**AIM**
Show all lines from the listing below that contain "assets".

**MATERIAL SUPPLIED**
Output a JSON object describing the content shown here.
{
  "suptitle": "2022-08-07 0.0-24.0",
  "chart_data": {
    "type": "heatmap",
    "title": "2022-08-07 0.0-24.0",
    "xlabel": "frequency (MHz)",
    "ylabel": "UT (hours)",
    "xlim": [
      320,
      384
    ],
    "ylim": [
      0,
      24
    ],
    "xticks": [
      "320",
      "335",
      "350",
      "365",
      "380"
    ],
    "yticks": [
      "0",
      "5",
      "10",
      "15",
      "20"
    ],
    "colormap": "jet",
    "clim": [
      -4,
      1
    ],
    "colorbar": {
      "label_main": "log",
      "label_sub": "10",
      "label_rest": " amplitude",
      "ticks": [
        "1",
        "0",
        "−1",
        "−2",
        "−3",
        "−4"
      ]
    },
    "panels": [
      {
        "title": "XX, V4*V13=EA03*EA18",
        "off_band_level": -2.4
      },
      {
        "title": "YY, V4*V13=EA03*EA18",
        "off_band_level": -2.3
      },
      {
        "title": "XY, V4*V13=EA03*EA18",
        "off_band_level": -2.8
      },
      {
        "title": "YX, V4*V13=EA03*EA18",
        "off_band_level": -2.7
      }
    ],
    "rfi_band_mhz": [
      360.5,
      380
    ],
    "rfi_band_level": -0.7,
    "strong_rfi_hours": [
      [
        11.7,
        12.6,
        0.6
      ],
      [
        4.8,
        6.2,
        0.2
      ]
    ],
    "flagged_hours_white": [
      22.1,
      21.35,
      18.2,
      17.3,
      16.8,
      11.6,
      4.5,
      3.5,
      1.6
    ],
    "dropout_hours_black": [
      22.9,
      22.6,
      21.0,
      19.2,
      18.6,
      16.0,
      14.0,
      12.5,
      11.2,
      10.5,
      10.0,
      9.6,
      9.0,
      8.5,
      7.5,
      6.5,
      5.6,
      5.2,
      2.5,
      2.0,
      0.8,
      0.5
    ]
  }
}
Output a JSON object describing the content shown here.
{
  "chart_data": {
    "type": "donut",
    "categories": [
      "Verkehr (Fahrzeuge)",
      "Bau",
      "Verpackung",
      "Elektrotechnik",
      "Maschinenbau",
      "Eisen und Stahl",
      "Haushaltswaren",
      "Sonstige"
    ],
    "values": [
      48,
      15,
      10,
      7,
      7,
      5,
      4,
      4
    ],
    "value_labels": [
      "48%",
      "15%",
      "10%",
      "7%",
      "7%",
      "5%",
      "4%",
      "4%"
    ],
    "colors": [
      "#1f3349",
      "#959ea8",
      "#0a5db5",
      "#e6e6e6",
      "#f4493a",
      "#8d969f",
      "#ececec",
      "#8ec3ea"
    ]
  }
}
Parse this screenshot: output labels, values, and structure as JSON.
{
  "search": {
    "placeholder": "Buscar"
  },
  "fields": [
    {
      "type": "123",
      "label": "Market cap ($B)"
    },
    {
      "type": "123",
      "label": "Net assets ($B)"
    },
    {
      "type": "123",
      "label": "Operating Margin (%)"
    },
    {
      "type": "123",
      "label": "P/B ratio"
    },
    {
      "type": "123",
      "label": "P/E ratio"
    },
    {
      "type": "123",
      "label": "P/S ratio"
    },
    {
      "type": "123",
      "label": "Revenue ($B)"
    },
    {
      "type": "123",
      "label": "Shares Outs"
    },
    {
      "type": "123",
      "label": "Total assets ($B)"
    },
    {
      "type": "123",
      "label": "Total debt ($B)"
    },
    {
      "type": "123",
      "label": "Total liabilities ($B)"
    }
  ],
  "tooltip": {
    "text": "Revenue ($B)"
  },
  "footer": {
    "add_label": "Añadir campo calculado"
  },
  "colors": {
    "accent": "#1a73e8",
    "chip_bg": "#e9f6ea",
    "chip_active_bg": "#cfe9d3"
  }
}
...
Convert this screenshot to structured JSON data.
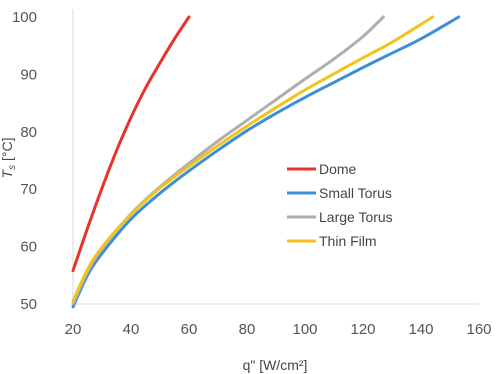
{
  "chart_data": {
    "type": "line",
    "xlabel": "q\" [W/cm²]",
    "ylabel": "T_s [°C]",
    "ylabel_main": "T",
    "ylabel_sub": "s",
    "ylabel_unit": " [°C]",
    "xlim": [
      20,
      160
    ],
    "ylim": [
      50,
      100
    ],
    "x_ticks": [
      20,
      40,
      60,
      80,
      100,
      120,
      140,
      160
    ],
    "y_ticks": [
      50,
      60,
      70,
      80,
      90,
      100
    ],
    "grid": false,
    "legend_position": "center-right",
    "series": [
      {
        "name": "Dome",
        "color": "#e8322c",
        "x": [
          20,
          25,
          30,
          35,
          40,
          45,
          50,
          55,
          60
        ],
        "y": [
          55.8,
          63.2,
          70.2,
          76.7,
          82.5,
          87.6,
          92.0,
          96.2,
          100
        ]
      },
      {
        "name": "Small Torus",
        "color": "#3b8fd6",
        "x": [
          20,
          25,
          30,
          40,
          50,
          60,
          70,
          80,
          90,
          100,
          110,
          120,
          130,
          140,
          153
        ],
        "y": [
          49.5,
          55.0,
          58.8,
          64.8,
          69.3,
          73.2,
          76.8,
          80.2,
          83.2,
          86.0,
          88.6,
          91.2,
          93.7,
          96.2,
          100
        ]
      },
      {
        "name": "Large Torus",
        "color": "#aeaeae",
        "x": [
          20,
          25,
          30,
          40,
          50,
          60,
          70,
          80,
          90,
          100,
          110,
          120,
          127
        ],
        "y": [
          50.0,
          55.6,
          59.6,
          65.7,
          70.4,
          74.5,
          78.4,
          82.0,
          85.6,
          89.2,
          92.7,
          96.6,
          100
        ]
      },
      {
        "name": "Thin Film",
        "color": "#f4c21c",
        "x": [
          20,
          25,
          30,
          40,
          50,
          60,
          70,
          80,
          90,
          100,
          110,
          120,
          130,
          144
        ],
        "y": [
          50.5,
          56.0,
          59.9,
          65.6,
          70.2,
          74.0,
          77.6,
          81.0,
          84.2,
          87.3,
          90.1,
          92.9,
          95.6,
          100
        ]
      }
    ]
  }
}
--
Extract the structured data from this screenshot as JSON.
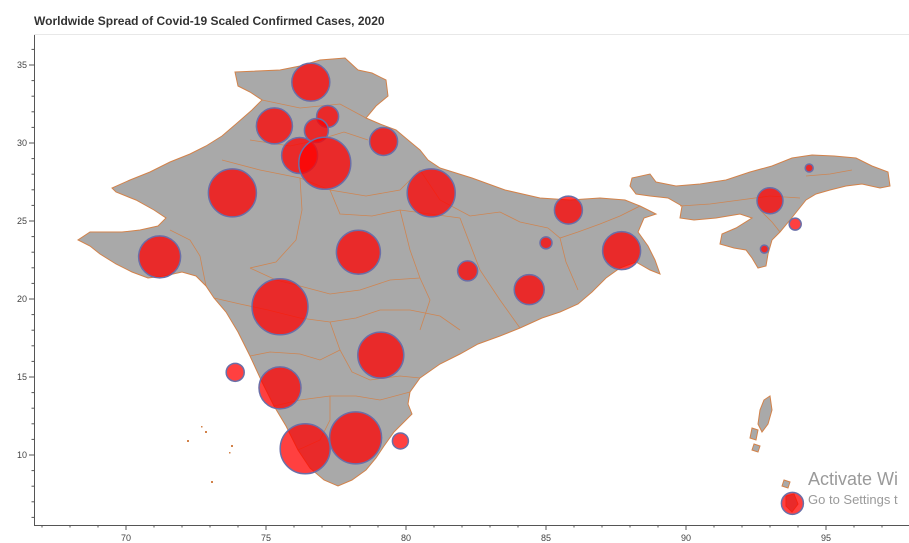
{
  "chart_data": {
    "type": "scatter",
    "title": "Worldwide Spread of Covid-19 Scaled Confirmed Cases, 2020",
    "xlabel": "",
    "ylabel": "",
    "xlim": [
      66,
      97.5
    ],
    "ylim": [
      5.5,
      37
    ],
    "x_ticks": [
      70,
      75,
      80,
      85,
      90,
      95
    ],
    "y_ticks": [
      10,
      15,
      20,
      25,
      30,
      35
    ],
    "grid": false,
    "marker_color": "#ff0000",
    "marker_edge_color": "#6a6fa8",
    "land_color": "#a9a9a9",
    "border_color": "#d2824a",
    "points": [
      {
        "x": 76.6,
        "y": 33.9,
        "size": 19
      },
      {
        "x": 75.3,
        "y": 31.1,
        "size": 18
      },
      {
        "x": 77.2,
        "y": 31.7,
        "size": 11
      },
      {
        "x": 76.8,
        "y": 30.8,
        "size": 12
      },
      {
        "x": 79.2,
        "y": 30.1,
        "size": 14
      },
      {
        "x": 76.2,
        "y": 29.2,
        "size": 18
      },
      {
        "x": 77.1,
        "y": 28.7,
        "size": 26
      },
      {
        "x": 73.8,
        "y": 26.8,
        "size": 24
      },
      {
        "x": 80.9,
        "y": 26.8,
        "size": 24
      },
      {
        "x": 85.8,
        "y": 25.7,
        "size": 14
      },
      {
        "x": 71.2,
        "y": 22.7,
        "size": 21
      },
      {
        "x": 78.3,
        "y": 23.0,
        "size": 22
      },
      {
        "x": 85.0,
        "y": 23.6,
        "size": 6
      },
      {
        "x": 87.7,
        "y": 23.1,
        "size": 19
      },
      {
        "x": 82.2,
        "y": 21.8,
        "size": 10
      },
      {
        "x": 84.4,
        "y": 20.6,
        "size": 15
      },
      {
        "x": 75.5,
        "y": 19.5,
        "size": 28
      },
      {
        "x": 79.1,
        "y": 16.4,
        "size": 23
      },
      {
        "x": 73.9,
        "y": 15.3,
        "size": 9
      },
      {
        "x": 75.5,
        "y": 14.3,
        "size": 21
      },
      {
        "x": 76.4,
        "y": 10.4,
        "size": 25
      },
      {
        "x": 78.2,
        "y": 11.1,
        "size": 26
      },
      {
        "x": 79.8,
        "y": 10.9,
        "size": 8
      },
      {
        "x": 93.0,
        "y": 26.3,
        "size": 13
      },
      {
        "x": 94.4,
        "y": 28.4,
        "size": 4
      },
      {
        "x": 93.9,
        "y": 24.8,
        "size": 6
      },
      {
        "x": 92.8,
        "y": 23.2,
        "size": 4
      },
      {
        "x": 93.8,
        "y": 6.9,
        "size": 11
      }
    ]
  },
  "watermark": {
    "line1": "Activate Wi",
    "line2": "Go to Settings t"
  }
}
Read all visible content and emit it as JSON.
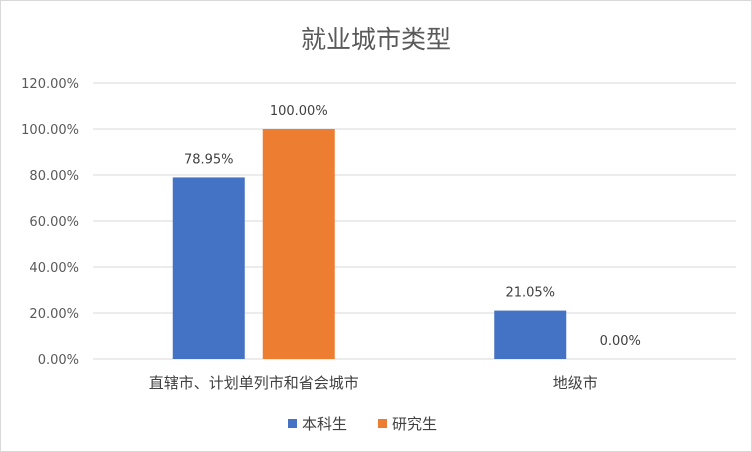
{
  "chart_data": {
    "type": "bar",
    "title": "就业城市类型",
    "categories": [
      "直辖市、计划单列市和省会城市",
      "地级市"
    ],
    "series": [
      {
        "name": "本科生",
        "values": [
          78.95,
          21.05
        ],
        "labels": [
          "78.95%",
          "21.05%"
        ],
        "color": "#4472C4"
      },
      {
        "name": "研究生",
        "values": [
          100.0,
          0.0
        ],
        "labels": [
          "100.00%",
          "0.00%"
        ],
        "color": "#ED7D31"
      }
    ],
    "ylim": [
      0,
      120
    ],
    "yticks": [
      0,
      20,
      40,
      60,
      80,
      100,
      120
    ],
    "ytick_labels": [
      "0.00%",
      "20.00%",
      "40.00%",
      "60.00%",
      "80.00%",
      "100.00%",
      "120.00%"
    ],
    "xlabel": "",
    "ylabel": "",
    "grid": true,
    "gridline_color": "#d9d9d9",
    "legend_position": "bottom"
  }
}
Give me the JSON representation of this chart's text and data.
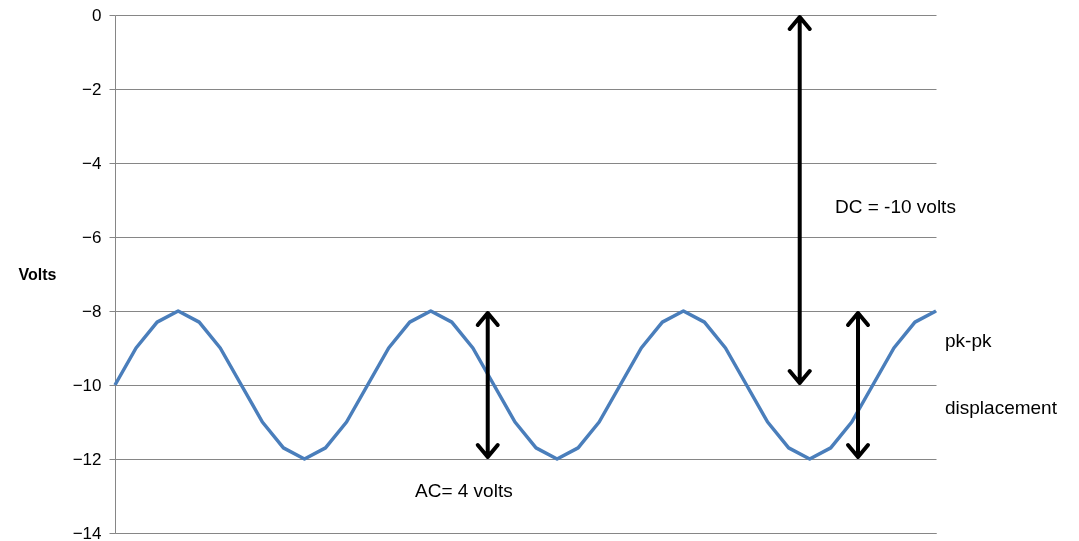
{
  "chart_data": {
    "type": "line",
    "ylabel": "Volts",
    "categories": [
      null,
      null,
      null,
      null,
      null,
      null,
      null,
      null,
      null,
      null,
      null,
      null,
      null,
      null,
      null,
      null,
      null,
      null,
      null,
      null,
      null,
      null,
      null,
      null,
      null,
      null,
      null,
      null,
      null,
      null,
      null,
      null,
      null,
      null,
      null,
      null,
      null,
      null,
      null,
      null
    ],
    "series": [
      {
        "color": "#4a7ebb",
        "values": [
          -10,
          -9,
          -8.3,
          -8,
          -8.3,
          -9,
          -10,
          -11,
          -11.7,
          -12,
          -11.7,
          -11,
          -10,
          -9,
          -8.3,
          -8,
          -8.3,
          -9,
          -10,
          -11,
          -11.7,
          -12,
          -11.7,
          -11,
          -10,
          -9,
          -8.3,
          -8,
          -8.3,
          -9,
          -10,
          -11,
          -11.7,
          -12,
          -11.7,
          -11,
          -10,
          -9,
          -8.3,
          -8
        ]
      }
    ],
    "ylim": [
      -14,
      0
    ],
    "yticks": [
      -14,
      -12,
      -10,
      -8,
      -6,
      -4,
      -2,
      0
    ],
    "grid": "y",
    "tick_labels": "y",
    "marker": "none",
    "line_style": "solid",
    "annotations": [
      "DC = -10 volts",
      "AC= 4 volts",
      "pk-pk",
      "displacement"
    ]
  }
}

**SOLUTION TO THIS TASK**
      "label": "Net assets ($B)"
      "label": "Total assets ($B)"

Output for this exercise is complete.